**Task details**
Gather from the listing below each line that includes the word "accounts", and copy it.

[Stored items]
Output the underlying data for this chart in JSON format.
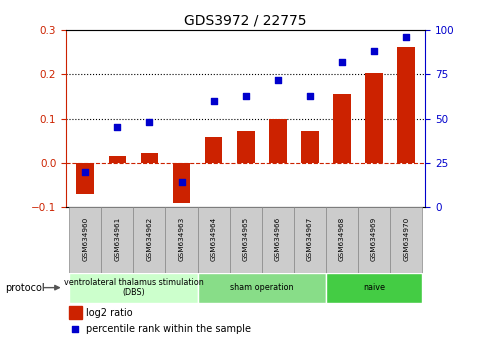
{
  "title": "GDS3972 / 22775",
  "samples": [
    "GSM634960",
    "GSM634961",
    "GSM634962",
    "GSM634963",
    "GSM634964",
    "GSM634965",
    "GSM634966",
    "GSM634967",
    "GSM634968",
    "GSM634969",
    "GSM634970"
  ],
  "log2_ratio": [
    -0.07,
    0.015,
    0.022,
    -0.09,
    0.058,
    0.072,
    0.098,
    0.072,
    0.155,
    0.202,
    0.262
  ],
  "percentile_rank": [
    20,
    45,
    48,
    14,
    60,
    63,
    72,
    63,
    82,
    88,
    96
  ],
  "bar_color": "#cc2200",
  "dot_color": "#0000cc",
  "ylim_left": [
    -0.1,
    0.3
  ],
  "ylim_right": [
    0,
    100
  ],
  "yticks_left": [
    -0.1,
    0.0,
    0.1,
    0.2,
    0.3
  ],
  "yticks_right": [
    0,
    25,
    50,
    75,
    100
  ],
  "hline_y": [
    0.1,
    0.2
  ],
  "zero_line_color": "#cc2200",
  "hline_color": "black",
  "groups": [
    {
      "label": "ventrolateral thalamus stimulation\n(DBS)",
      "start": 0,
      "end": 3,
      "color": "#ccffcc"
    },
    {
      "label": "sham operation",
      "start": 4,
      "end": 7,
      "color": "#88dd88"
    },
    {
      "label": "naive",
      "start": 8,
      "end": 10,
      "color": "#44cc44"
    }
  ],
  "protocol_label": "protocol",
  "legend_bar_label": "log2 ratio",
  "legend_dot_label": "percentile rank within the sample",
  "tick_label_color_left": "#cc2200",
  "tick_label_color_right": "#0000cc",
  "sample_box_color": "#cccccc",
  "sample_box_edge": "#888888"
}
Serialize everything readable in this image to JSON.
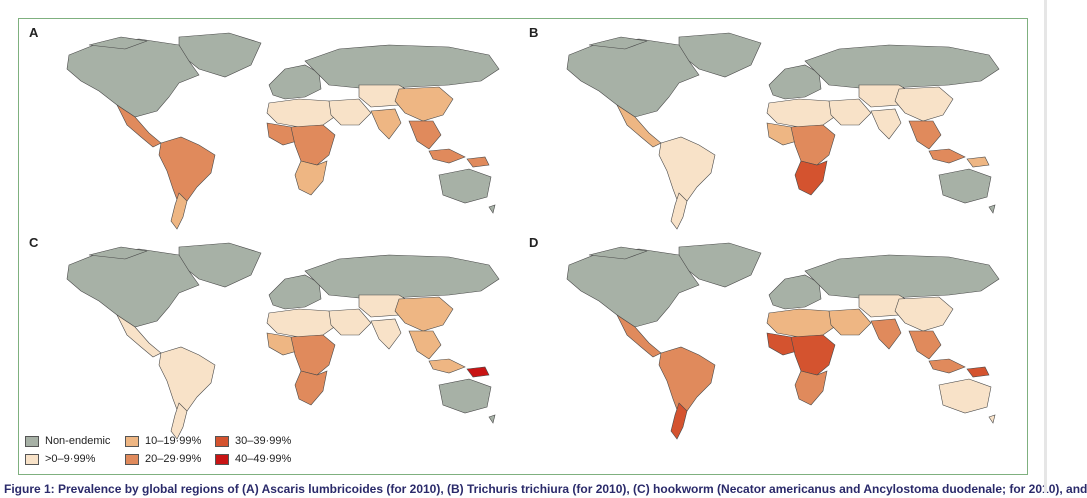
{
  "colors": {
    "non_endemic": "#a7b1a6",
    "c0_9": "#f8e2c8",
    "c10_19": "#eeb683",
    "c20_29": "#e08a5c",
    "c30_39": "#d4532f",
    "c40_49": "#c81414"
  },
  "panels": [
    {
      "letter": "A",
      "map_colors": {
        "na": "non_endemic",
        "ca": "c20_29",
        "sa": "c20_29",
        "sa_south": "c10_19",
        "gl": "non_endemic",
        "eu": "non_endemic",
        "ru": "non_endemic",
        "na_af": "c0_9",
        "wa_af": "c20_29",
        "ca_af": "c20_29",
        "sa_af": "c10_19",
        "me": "c0_9",
        "ca_as": "c0_9",
        "ch": "c10_19",
        "in": "c10_19",
        "sea": "c20_29",
        "png": "c20_29",
        "au": "non_endemic"
      }
    },
    {
      "letter": "B",
      "map_colors": {
        "na": "non_endemic",
        "ca": "c10_19",
        "sa": "c0_9",
        "sa_south": "c0_9",
        "gl": "non_endemic",
        "eu": "non_endemic",
        "ru": "non_endemic",
        "na_af": "c0_9",
        "wa_af": "c10_19",
        "ca_af": "c20_29",
        "sa_af": "c30_39",
        "me": "c0_9",
        "ca_as": "c0_9",
        "ch": "c0_9",
        "in": "c0_9",
        "sea": "c20_29",
        "png": "c10_19",
        "au": "non_endemic"
      }
    },
    {
      "letter": "C",
      "map_colors": {
        "na": "non_endemic",
        "ca": "c0_9",
        "sa": "c0_9",
        "sa_south": "c0_9",
        "gl": "non_endemic",
        "eu": "non_endemic",
        "ru": "non_endemic",
        "na_af": "c0_9",
        "wa_af": "c10_19",
        "ca_af": "c20_29",
        "sa_af": "c20_29",
        "me": "c0_9",
        "ca_as": "c0_9",
        "ch": "c10_19",
        "in": "c0_9",
        "sea": "c10_19",
        "png": "c40_49",
        "au": "non_endemic"
      }
    },
    {
      "letter": "D",
      "map_colors": {
        "na": "non_endemic",
        "ca": "c20_29",
        "sa": "c20_29",
        "sa_south": "c30_39",
        "gl": "non_endemic",
        "eu": "non_endemic",
        "ru": "non_endemic",
        "na_af": "c10_19",
        "wa_af": "c30_39",
        "ca_af": "c30_39",
        "sa_af": "c20_29",
        "me": "c10_19",
        "ca_as": "c0_9",
        "ch": "c0_9",
        "in": "c20_29",
        "sea": "c20_29",
        "png": "c30_39",
        "au": "c0_9"
      }
    }
  ],
  "legend": [
    {
      "label": "Non-endemic",
      "color_key": "non_endemic"
    },
    {
      "label": ">0–9·99%",
      "color_key": "c0_9"
    },
    {
      "label": "10–19·99%",
      "color_key": "c10_19"
    },
    {
      "label": "20–29·99%",
      "color_key": "c20_29"
    },
    {
      "label": "30–39·99%",
      "color_key": "c30_39"
    },
    {
      "label": "40–49·99%",
      "color_key": "c40_49"
    }
  ],
  "caption": "Figure 1: Prevalence by global regions of (A) Ascaris lumbricoides (for 2010), (B) Trichuris trichiura (for 2010), (C) hookworm (Necator americanus and Ancylostoma duodenale; for 2010), and"
}
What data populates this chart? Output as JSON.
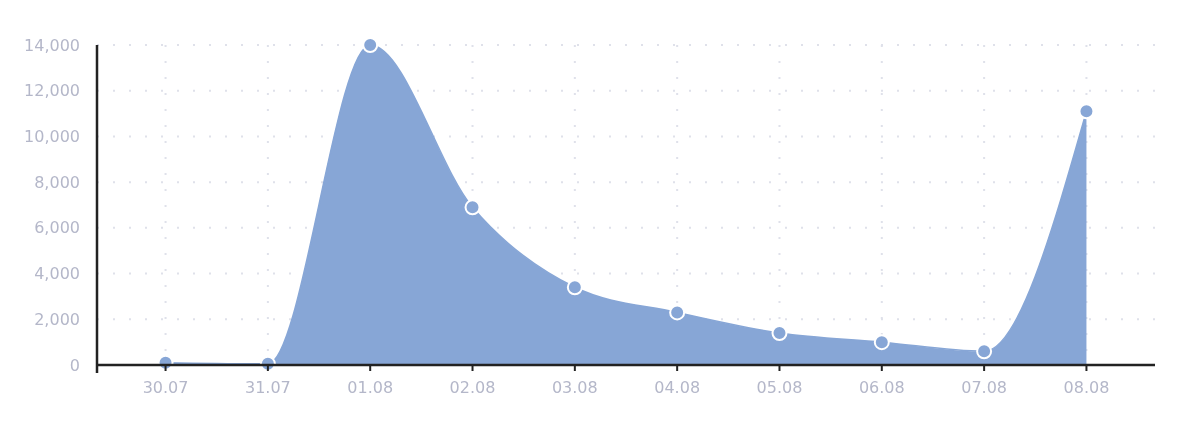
{
  "chart_data": {
    "type": "area",
    "categories": [
      "30.07",
      "31.07",
      "01.08",
      "02.08",
      "03.08",
      "04.08",
      "05.08",
      "06.08",
      "07.08",
      "08.08"
    ],
    "series": [
      {
        "color": "#87a6d6",
        "values": [
          100,
          50,
          14000,
          6900,
          3400,
          2300,
          1400,
          1000,
          600,
          11100
        ]
      }
    ],
    "ylim": [
      0,
      14000
    ],
    "yticks": [
      {
        "value": 0,
        "label": "0"
      },
      {
        "value": 2000,
        "label": "2,000"
      },
      {
        "value": 4000,
        "label": "4,000"
      },
      {
        "value": 6000,
        "label": "6,000"
      },
      {
        "value": 8000,
        "label": "8,000"
      },
      {
        "value": 10000,
        "label": "10,000"
      },
      {
        "value": 12000,
        "label": "12,000"
      },
      {
        "value": 14000,
        "label": "14,000"
      }
    ],
    "grid": true,
    "marker": "circle"
  }
}
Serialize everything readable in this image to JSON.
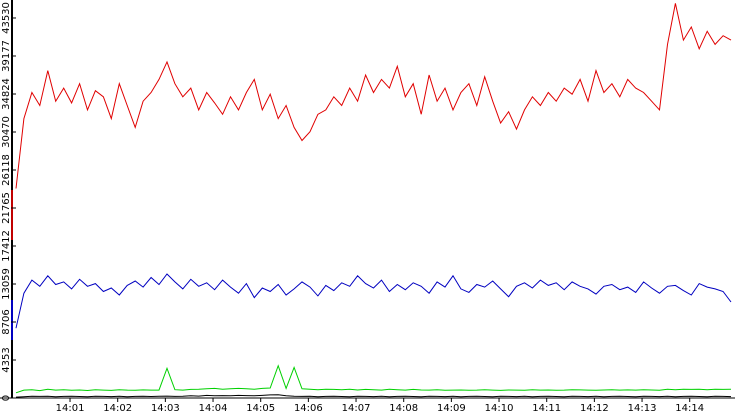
{
  "chart_data": {
    "type": "line",
    "x": [
      -8,
      2,
      12,
      22,
      32,
      42,
      52,
      62,
      72,
      82,
      92,
      102,
      112,
      122,
      132,
      142,
      152,
      162,
      172,
      182,
      192,
      202,
      212,
      222,
      232,
      242,
      252,
      262,
      272,
      282,
      292,
      302,
      312,
      322,
      332,
      342,
      352,
      362,
      372,
      382,
      392,
      402,
      412,
      422,
      432,
      442,
      452,
      462,
      472,
      482,
      492,
      502,
      512,
      522,
      532,
      542,
      552,
      562,
      572,
      582,
      592,
      602,
      612,
      622,
      632,
      642,
      652,
      662,
      672,
      682,
      692,
      702,
      712,
      722,
      732,
      742,
      752,
      762,
      772,
      782,
      792,
      802,
      812,
      822,
      832,
      842,
      852,
      862,
      872,
      882,
      892
    ],
    "xlim": [
      -8,
      897
    ],
    "xticks": [
      {
        "value": 60,
        "label": "14:01"
      },
      {
        "value": 120,
        "label": "14:02"
      },
      {
        "value": 180,
        "label": "14:03"
      },
      {
        "value": 240,
        "label": "14:04"
      },
      {
        "value": 300,
        "label": "14:05"
      },
      {
        "value": 360,
        "label": "14:06"
      },
      {
        "value": 420,
        "label": "14:07"
      },
      {
        "value": 480,
        "label": "14:08"
      },
      {
        "value": 540,
        "label": "14:09"
      },
      {
        "value": 600,
        "label": "14:10"
      },
      {
        "value": 660,
        "label": "14:11"
      },
      {
        "value": 720,
        "label": "14:12"
      },
      {
        "value": 780,
        "label": "14:13"
      },
      {
        "value": 840,
        "label": "14:14"
      }
    ],
    "ylim": [
      0,
      45590
    ],
    "yticks": [
      0,
      4353,
      8706,
      13059,
      17412,
      21765,
      26118,
      30470,
      34824,
      39177,
      43530
    ],
    "series": [
      {
        "color": "#e00000",
        "values": [
          24000,
          32000,
          35000,
          33500,
          37500,
          34000,
          35500,
          33800,
          36000,
          33000,
          35200,
          34500,
          32000,
          36000,
          33500,
          31000,
          34000,
          35000,
          36500,
          38500,
          36000,
          34500,
          35500,
          33000,
          35000,
          33800,
          32500,
          34500,
          33000,
          35000,
          36500,
          33000,
          34800,
          32000,
          33500,
          31000,
          29500,
          30500,
          32500,
          33000,
          34500,
          33500,
          35500,
          34000,
          37000,
          35000,
          36500,
          35500,
          38000,
          34500,
          36000,
          32500,
          37000,
          34000,
          35500,
          33000,
          35000,
          36000,
          33500,
          36800,
          34000,
          31500,
          32800,
          30800,
          33000,
          34500,
          33500,
          35000,
          34000,
          35500,
          34800,
          36500,
          34000,
          37500,
          35000,
          36000,
          34500,
          36500,
          35500,
          35000,
          34000,
          33000,
          40500,
          45200,
          41000,
          42500,
          40000,
          42000,
          40500,
          41500,
          41000
        ]
      },
      {
        "color": "#0000c0",
        "values": [
          8000,
          12000,
          13500,
          12800,
          14000,
          13000,
          13300,
          12500,
          13600,
          12800,
          13100,
          12200,
          12600,
          11800,
          12900,
          13400,
          12700,
          13800,
          13000,
          14200,
          13300,
          12500,
          13600,
          12800,
          13200,
          12400,
          13500,
          12700,
          12000,
          13100,
          11500,
          12600,
          12200,
          13000,
          11800,
          12500,
          13300,
          12700,
          11700,
          12900,
          12300,
          13200,
          12800,
          14000,
          13100,
          12600,
          13500,
          12200,
          13000,
          12400,
          13200,
          12800,
          12000,
          13300,
          12700,
          14000,
          12500,
          12100,
          13000,
          12700,
          13400,
          12500,
          11600,
          12800,
          13200,
          12600,
          13500,
          12900,
          13200,
          12400,
          13300,
          12800,
          12500,
          11900,
          12800,
          13000,
          12400,
          12700,
          12100,
          13300,
          12600,
          12000,
          12800,
          12900,
          12300,
          11800,
          13100,
          12700,
          12500,
          12200,
          11000
        ]
      },
      {
        "color": "#00d000",
        "values": [
          600,
          900,
          950,
          850,
          1000,
          900,
          950,
          880,
          920,
          860,
          940,
          900,
          870,
          950,
          900,
          880,
          930,
          910,
          900,
          3400,
          950,
          900,
          980,
          1000,
          1050,
          1100,
          1000,
          1050,
          1100,
          1050,
          1000,
          1100,
          1150,
          3700,
          1100,
          3500,
          1050,
          1000,
          950,
          1000,
          980,
          950,
          1000,
          920,
          980,
          950,
          900,
          1000,
          950,
          900,
          980,
          920,
          900,
          950,
          880,
          900,
          920,
          880,
          900,
          950,
          900,
          870,
          920,
          900,
          880,
          950,
          900,
          920,
          880,
          900,
          950,
          930,
          900,
          880,
          920,
          950,
          900,
          930,
          900,
          950,
          920,
          880,
          1000,
          950,
          1000,
          980,
          1000,
          950,
          1000,
          980,
          1000
        ]
      },
      {
        "color": "#000000",
        "values": [
          100,
          150,
          200,
          180,
          200,
          150,
          180,
          200,
          170,
          150,
          200,
          180,
          160,
          200,
          150,
          180,
          200,
          170,
          200,
          220,
          180,
          200,
          250,
          220,
          300,
          250,
          280,
          260,
          300,
          280,
          250,
          300,
          350,
          380,
          250,
          200,
          180,
          200,
          150,
          180,
          200,
          170,
          150,
          200,
          180,
          160,
          200,
          150,
          180,
          200,
          170,
          150,
          200,
          180,
          160,
          200,
          150,
          180,
          200,
          170,
          150,
          200,
          180,
          160,
          200,
          150,
          180,
          200,
          170,
          150,
          200,
          180,
          160,
          200,
          150,
          180,
          200,
          170,
          150,
          200,
          180,
          160,
          200,
          150,
          180,
          200,
          170,
          150,
          200,
          180,
          160
        ]
      }
    ]
  }
}
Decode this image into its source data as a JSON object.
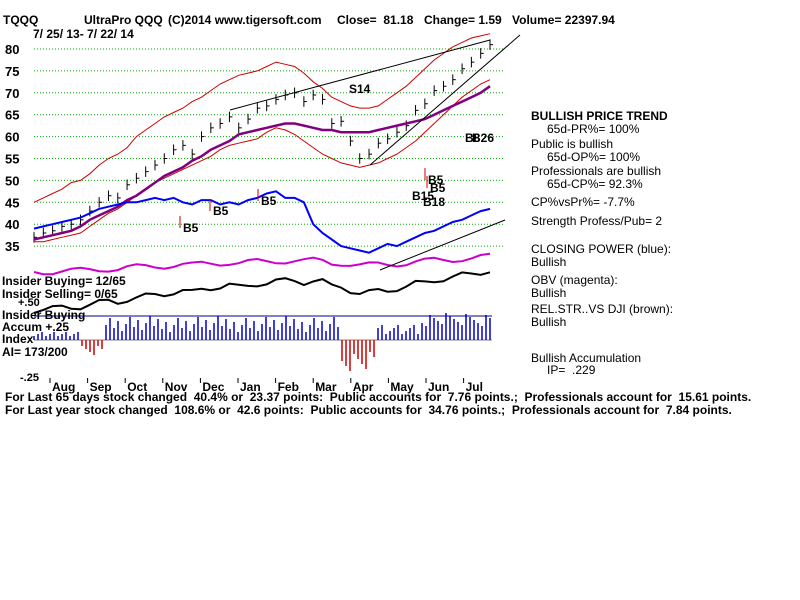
{
  "header": {
    "ticker": "TQQQ",
    "name": "UltraPro QQQ",
    "copyright": "(C)2014 www.tigersoft.com",
    "close": "Close=  81.18",
    "change": "Change= 1.59",
    "volume": "Volume= 22397.94",
    "date_range": "7/ 25/ 13- 7/ 22/ 14"
  },
  "colors": {
    "price": "#000000",
    "band": "#cc0000",
    "ma": "#800080",
    "closing_power": "#0000ff",
    "obv": "#cc00cc",
    "relstr": "#000000",
    "accum_pos": "#0000cc",
    "accum_neg": "#cc0000",
    "arrow": "#cc0000",
    "grid": "#00aa00"
  },
  "chart_data": {
    "type": "line",
    "title": "UltraPro QQQ",
    "y_ticks": [
      80,
      75,
      70,
      65,
      60,
      55,
      50,
      45,
      40,
      35
    ],
    "ylim": [
      32,
      84
    ],
    "months": [
      "Aug",
      "Sep",
      "Oct",
      "Nov",
      "Dec",
      "Jan",
      "Feb",
      "Mar",
      "Apr",
      "May",
      "Jun",
      "Jul"
    ],
    "series": [
      {
        "name": "price",
        "values": [
          37,
          38,
          38.5,
          39.5,
          40,
          41,
          43,
          45,
          46.5,
          46,
          49,
          50.5,
          52,
          53.5,
          55,
          57,
          58,
          56,
          60,
          62,
          63,
          64.5,
          62,
          64,
          66.5,
          67,
          68.5,
          69.5,
          70,
          68,
          69.5,
          68.5,
          63,
          63.5,
          59,
          55,
          56,
          58.5,
          59.5,
          61,
          62.5,
          66,
          67.5,
          70.5,
          71.5,
          73,
          75.5,
          77,
          79,
          81
        ]
      },
      {
        "values": [
          45,
          46,
          47,
          48,
          49.5,
          50,
          51.5,
          53.5,
          55,
          56,
          57.5,
          60,
          61.5,
          63,
          64.5,
          65.5,
          66.5,
          68,
          69,
          70.5,
          72,
          73,
          74,
          74.5,
          75,
          76,
          77,
          76.5,
          76,
          74.5,
          72.5,
          71,
          69,
          68,
          67,
          66.5,
          66.5,
          67,
          68.5,
          70,
          71.5,
          73.5,
          75.5,
          77.5,
          79,
          80.5,
          81.5,
          82.5,
          83,
          83.5
        ]
      },
      {
        "values": [
          36,
          36,
          36.5,
          37,
          37.5,
          38,
          39.5,
          41,
          42.5,
          43.5,
          45,
          46.5,
          48,
          49.5,
          50.5,
          51.5,
          52.5,
          53.5,
          54.5,
          55.5,
          57,
          58,
          58.5,
          59,
          59.5,
          61,
          62,
          61.5,
          60.5,
          59,
          57.5,
          56,
          55,
          54,
          53.5,
          53,
          53.5,
          54,
          55,
          56,
          57.5,
          59,
          61,
          63,
          65,
          67,
          69,
          70.5,
          72,
          73
        ]
      },
      {
        "values": [
          36.5,
          37,
          37.5,
          38,
          38.5,
          39.5,
          41,
          42,
          43,
          44,
          45.5,
          46.5,
          48,
          49.5,
          51,
          52,
          53,
          54.5,
          55.5,
          57,
          58,
          59,
          60.5,
          61,
          61.5,
          62,
          62.5,
          63,
          63,
          62.5,
          62,
          61.5,
          61.5,
          61,
          61,
          61,
          61,
          61.5,
          62,
          62.5,
          63,
          63.5,
          64,
          65,
          66,
          67,
          68,
          69,
          70,
          71.5
        ]
      },
      {
        "name": "closing_power",
        "values": [
          39,
          39.5,
          40,
          40.5,
          41,
          41.5,
          42.5,
          43.5,
          44,
          44.5,
          45,
          45,
          45.5,
          46,
          45.5,
          46,
          45,
          44.5,
          45.5,
          45.5,
          44.5,
          45,
          44.5,
          45.5,
          46,
          47,
          47.5,
          46,
          46,
          45,
          40,
          38,
          36.5,
          35,
          34.5,
          34,
          33.5,
          34.5,
          35.5,
          35,
          36,
          37,
          38,
          38.5,
          39.5,
          40.5,
          41,
          42,
          43,
          43.5
        ]
      }
    ]
  },
  "signals": {
    "s14": "S14",
    "b5": [
      "B5",
      "B5",
      "B5",
      "B5",
      "B5"
    ],
    "b15": "B15",
    "b18": "B18",
    "b26": "B26",
    "b8": "B8"
  },
  "lower_labels": {
    "insider_buying": "Insider Buying= 12/65",
    "insider_selling": "Insider Selling= 0/65",
    "plus50": "+.50",
    "insider_buying2": "Insider Buying",
    "accum": "Accum +.25",
    "index": "Index",
    "ai": "AI= 173/200",
    "minus25": "-.25"
  },
  "right_panel": {
    "trend_title": "BULLISH PRICE TREND",
    "trend_sub": "65d-PR%= 100%",
    "public_title": "Public is bullish",
    "public_sub": "65d-OP%= 100%",
    "pros_title": "Professionals are bullish",
    "pros_sub": "65d-CP%= 92.3%",
    "cp_vs_pr": "CP%vsPr%= -7.7%",
    "strength": "Strength Profess/Pub= 2",
    "cp_title": "CLOSING POWER (blue):",
    "cp_val": "Bullish",
    "obv_title": "OBV (magenta):",
    "obv_val": "Bullish",
    "rel_title": "REL.STR..VS DJI (brown):",
    "rel_val": "Bullish",
    "accum_title": "Bullish Accumulation",
    "accum_ip": "IP=  .229"
  },
  "footer": {
    "line1": "For Last 65 days stock changed  40.4% or  23.37 points:  Public accounts for  7.76 points.;  Professionals account for  15.61 points.",
    "line2": "For Last year stock changed  108.6% or  42.6 points:  Public accounts for  34.76 points.;  Professionals account for  7.84 points."
  }
}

**Response below**
    "line1": "For Last 65 days stock changed  40.4% or  23.37 points:  Public accounts for  7.76 points.;  Professionals account for  15.61 points.",
    "line2": "For Last year stock changed  108.6% or  42.6 points:  Public accounts for  34.76 points.;  Professionals account for  7.84 points."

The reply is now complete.